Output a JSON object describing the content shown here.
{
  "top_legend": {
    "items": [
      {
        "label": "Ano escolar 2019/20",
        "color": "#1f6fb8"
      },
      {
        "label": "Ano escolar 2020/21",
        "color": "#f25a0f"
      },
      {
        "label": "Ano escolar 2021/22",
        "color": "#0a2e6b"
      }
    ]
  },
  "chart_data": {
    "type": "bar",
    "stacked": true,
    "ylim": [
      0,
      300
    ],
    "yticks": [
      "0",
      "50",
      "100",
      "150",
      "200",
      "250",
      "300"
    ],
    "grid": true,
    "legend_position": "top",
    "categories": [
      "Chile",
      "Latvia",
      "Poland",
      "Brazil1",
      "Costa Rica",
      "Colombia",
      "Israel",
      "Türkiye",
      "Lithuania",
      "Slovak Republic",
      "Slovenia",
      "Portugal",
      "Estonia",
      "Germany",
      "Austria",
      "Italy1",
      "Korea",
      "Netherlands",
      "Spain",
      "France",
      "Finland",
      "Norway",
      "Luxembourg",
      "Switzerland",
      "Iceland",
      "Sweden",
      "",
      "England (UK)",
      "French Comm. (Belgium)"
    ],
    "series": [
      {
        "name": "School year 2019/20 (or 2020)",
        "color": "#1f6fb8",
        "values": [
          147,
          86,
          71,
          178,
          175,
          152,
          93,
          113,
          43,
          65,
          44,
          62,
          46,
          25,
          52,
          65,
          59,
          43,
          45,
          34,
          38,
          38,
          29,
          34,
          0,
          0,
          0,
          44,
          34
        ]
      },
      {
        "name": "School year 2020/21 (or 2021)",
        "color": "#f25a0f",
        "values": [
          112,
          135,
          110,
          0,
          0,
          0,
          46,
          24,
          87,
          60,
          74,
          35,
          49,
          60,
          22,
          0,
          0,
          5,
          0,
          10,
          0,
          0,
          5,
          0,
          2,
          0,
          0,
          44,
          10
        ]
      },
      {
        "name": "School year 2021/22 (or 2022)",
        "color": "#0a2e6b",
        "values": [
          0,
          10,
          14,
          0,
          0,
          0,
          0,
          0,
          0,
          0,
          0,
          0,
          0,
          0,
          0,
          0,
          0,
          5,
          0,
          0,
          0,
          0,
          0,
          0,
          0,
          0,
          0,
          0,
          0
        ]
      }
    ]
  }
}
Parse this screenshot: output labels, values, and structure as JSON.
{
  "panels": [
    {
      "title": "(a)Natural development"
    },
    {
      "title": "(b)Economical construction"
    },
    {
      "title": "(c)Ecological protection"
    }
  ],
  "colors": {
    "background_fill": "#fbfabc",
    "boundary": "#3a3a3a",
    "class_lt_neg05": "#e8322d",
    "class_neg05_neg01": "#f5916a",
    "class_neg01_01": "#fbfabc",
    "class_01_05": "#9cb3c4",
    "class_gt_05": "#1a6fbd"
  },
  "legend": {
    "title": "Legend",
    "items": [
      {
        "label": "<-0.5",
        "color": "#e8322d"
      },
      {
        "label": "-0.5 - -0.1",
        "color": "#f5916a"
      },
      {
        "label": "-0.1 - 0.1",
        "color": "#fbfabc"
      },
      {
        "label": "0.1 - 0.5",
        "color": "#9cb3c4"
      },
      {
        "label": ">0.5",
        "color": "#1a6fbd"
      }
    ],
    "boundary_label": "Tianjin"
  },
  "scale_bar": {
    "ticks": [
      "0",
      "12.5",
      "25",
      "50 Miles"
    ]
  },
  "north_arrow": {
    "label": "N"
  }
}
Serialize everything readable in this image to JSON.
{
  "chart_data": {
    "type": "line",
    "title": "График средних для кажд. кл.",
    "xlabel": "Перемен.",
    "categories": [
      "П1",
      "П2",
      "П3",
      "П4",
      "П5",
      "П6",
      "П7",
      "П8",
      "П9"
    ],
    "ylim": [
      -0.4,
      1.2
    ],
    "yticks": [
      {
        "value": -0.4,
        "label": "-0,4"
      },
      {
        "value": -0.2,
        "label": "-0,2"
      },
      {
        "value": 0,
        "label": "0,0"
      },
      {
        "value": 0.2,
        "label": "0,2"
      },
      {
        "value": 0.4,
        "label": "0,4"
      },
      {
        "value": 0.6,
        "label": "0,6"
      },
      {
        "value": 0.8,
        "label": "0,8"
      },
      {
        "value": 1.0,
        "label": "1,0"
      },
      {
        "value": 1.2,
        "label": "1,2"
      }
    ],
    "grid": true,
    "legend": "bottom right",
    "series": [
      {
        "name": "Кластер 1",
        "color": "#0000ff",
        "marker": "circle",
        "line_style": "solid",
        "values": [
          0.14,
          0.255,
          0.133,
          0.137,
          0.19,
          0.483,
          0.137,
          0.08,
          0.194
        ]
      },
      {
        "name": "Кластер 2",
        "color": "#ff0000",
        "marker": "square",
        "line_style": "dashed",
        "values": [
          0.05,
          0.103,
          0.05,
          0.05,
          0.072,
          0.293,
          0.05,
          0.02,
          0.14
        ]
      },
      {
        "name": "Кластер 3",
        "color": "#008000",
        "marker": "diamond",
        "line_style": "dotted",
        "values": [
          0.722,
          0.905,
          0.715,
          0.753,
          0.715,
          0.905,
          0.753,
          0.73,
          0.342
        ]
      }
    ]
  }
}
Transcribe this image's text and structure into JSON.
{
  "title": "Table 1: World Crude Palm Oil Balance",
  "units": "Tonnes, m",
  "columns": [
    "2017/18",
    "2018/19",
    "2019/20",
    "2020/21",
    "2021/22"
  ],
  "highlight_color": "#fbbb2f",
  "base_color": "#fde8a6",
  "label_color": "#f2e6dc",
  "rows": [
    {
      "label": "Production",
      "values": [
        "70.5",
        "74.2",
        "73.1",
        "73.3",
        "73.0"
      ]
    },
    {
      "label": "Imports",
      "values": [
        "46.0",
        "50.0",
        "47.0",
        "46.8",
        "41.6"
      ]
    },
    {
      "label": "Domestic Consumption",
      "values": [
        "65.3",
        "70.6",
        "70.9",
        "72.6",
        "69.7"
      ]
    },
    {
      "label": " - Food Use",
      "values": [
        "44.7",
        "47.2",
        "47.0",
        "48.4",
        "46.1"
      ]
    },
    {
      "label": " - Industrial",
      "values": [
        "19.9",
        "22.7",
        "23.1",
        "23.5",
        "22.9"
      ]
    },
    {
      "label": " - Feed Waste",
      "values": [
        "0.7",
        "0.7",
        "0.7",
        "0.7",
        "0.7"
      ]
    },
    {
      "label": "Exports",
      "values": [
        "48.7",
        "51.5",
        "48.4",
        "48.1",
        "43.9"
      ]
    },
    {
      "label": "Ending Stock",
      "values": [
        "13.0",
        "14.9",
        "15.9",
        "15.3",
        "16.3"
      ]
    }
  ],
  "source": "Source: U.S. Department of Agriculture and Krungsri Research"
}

━━━━━━━━━━

TASK DETAILS
Exact copies of all the records are required.

ANSWER TO THIS TASK
Output a JSON object describing the content shown here.
{
  "top_legend": {
    "items": [
      {
        "label": "Ano escolar 2019/20",
        "color": "#1f6fb8"
      },
      {
        "label": "Ano escolar 2020/21",
        "color": "#f25a0f"
      },
      {
        "label": "Ano escolar 2021/22",
        "color": "#0a2e6b"
      }
    ]
  },
  "chart_data": {
    "type": "bar",
    "stacked": true,
    "ylim": [
      0,
      300
    ],
    "yticks": [
      "0",
      "50",
      "100",
      "150",
      "200",
      "250",
      "300"
    ],
    "grid": true,
    "legend_position": "top",
    "categories": [
      "Chile",
      "Latvia",
      "Poland",
      "Brazil1",
      "Costa Rica",
      "Colombia",
      "Israel",
      "Türkiye",
      "Lithuania",
      "Slovak Republic",
      "Slovenia",
      "Portugal",
      "Estonia",
      "Germany",
      "Austria",
      "Italy1",
      "Korea",
      "Netherlands",
      "Spain",
      "France",
      "Finland",
      "Norway",
      "Luxembourg",
      "Switzerland",
      "Iceland",
      "Sweden",
      "",
      "England (UK)",
      "French Comm. (Belgium)"
    ],
    "series": [
      {
        "name": "School year 2019/20 (or 2020)",
        "color": "#1f6fb8",
        "values": [
          147,
          86,
          71,
          178,
          175,
          152,
          93,
          113,
          43,
          65,
          44,
          62,
          46,
          25,
          52,
          65,
          59,
          43,
          45,
          34,
          38,
          38,
          29,
          34,
          0,
          0,
          0,
          44,
          34
        ]
      },
      {
        "name": "School year 2020/21 (or 2021)",
        "color": "#f25a0f",
        "values": [
          112,
          135,
          110,
          0,
          0,
          0,
          46,
          24,
          87,
          60,
          74,
          35,
          49,
          60,
          22,
          0,
          0,
          5,
          0,
          10,
          0,
          0,
          5,
          0,
          2,
          0,
          0,
          44,
          10
        ]
      },
      {
        "name": "School year 2021/22 (or 2022)",
        "color": "#0a2e6b",
        "values": [
          0,
          10,
          14,
          0,
          0,
          0,
          0,
          0,
          0,
          0,
          0,
          0,
          0,
          0,
          0,
          0,
          0,
          5,
          0,
          0,
          0,
          0,
          0,
          0,
          0,
          0,
          0,
          0,
          0
        ]
      }
    ]
  }
}
Parse this screenshot: output labels, values, and structure as JSON.
{
  "panels": [
    {
      "title": "(a)Natural development"
    },
    {
      "title": "(b)Economical construction"
    },
    {
      "title": "(c)Ecological protection"
    }
  ],
  "colors": {
    "background_fill": "#fbfabc",
    "boundary": "#3a3a3a",
    "class_lt_neg05": "#e8322d",
    "class_neg05_neg01": "#f5916a",
    "class_neg01_01": "#fbfabc",
    "class_01_05": "#9cb3c4",
    "class_gt_05": "#1a6fbd"
  },
  "legend": {
    "title": "Legend",
    "items": [
      {
        "label": "<-0.5",
        "color": "#e8322d"
      },
      {
        "label": "-0.5 - -0.1",
        "color": "#f5916a"
      },
      {
        "label": "-0.1 - 0.1",
        "color": "#fbfabc"
      },
      {
        "label": "0.1 - 0.5",
        "color": "#9cb3c4"
      },
      {
        "label": ">0.5",
        "color": "#1a6fbd"
      }
    ],
    "boundary_label": "Tianjin"
  },
  "scale_bar": {
    "ticks": [
      "0",
      "12.5",
      "25",
      "50 Miles"
    ]
  },
  "north_arrow": {
    "label": "N"
  }
}
Serialize everything readable in this image to JSON.
{
  "chart_data": {
    "type": "line",
    "title": "График средних для кажд. кл.",
    "xlabel": "Перемен.",
    "categories": [
      "П1",
      "П2",
      "П3",
      "П4",
      "П5",
      "П6",
      "П7",
      "П8",
      "П9"
    ],
    "ylim": [
      -0.4,
      1.2
    ],
    "yticks": [
      {
        "value": -0.4,
        "label": "-0,4"
      },
      {
        "value": -0.2,
        "label": "-0,2"
      },
      {
        "value": 0,
        "label": "0,0"
      },
      {
        "value": 0.2,
        "label": "0,2"
      },
      {
        "value": 0.4,
        "label": "0,4"
      },
      {
        "value": 0.6,
        "label": "0,6"
      },
      {
        "value": 0.8,
        "label": "0,8"
      },
      {
        "value": 1.0,
        "label": "1,0"
      },
      {
        "value": 1.2,
        "label": "1,2"
      }
    ],
    "grid": true,
    "legend": "bottom right",
    "series": [
      {
        "name": "Кластер 1",
        "color": "#0000ff",
        "marker": "circle",
        "line_style": "solid",
        "values": [
          0.14,
          0.255,
          0.133,
          0.137,
          0.19,
          0.483,
          0.137,
          0.08,
          0.194
        ]
      },
      {
        "name": "Кластер 2",
        "color": "#ff0000",
        "marker": "square",
        "line_style": "dashed",
        "values": [
          0.05,
          0.103,
          0.05,
          0.05,
          0.072,
          0.293,
          0.05,
          0.02,
          0.14
        ]
      },
      {
        "name": "Кластер 3",
        "color": "#008000",
        "marker": "diamond",
        "line_style": "dotted",
        "values": [
          0.722,
          0.905,
          0.715,
          0.753,
          0.715,
          0.905,
          0.753,
          0.73,
          0.342
        ]
      }
    ]
  }
}
Transcribe this image's text and structure into JSON.
{
  "title": "Table 1: World Crude Palm Oil Balance",
  "units": "Tonnes, m",
  "columns": [
    "2017/18",
    "2018/19",
    "2019/20",
    "2020/21",
    "2021/22"
  ],
  "highlight_color": "#fbbb2f",
  "base_color": "#fde8a6",
  "label_color": "#f2e6dc",
  "rows": [
    {
      "label": "Production",
      "values": [
        "70.5",
        "74.2",
        "73.1",
        "73.3",
        "73.0"
      ]
    },
    {
      "label": "Imports",
      "values": [
        "46.0",
        "50.0",
        "47.0",
        "46.8",
        "41.6"
      ]
    },
    {
      "label": "Domestic Consumption",
      "values": [
        "65.3",
        "70.6",
        "70.9",
        "72.6",
        "69.7"
      ]
    },
    {
      "label": " - Food Use",
      "values": [
        "44.7",
        "47.2",
        "47.0",
        "48.4",
        "46.1"
      ]
    },
    {
      "label": " - Industrial",
      "values": [
        "19.9",
        "22.7",
        "23.1",
        "23.5",
        "22.9"
      ]
    },
    {
      "label": " - Feed Waste",
      "values": [
        "0.7",
        "0.7",
        "0.7",
        "0.7",
        "0.7"
      ]
    },
    {
      "label": "Exports",
      "values": [
        "48.7",
        "51.5",
        "48.4",
        "48.1",
        "43.9"
      ]
    },
    {
      "label": "Ending Stock",
      "values": [
        "13.0",
        "14.9",
        "15.9",
        "15.3",
        "16.3"
      ]
    }
  ],
  "source": "Source: U.S. Department of Agriculture and Krungsri Research"
}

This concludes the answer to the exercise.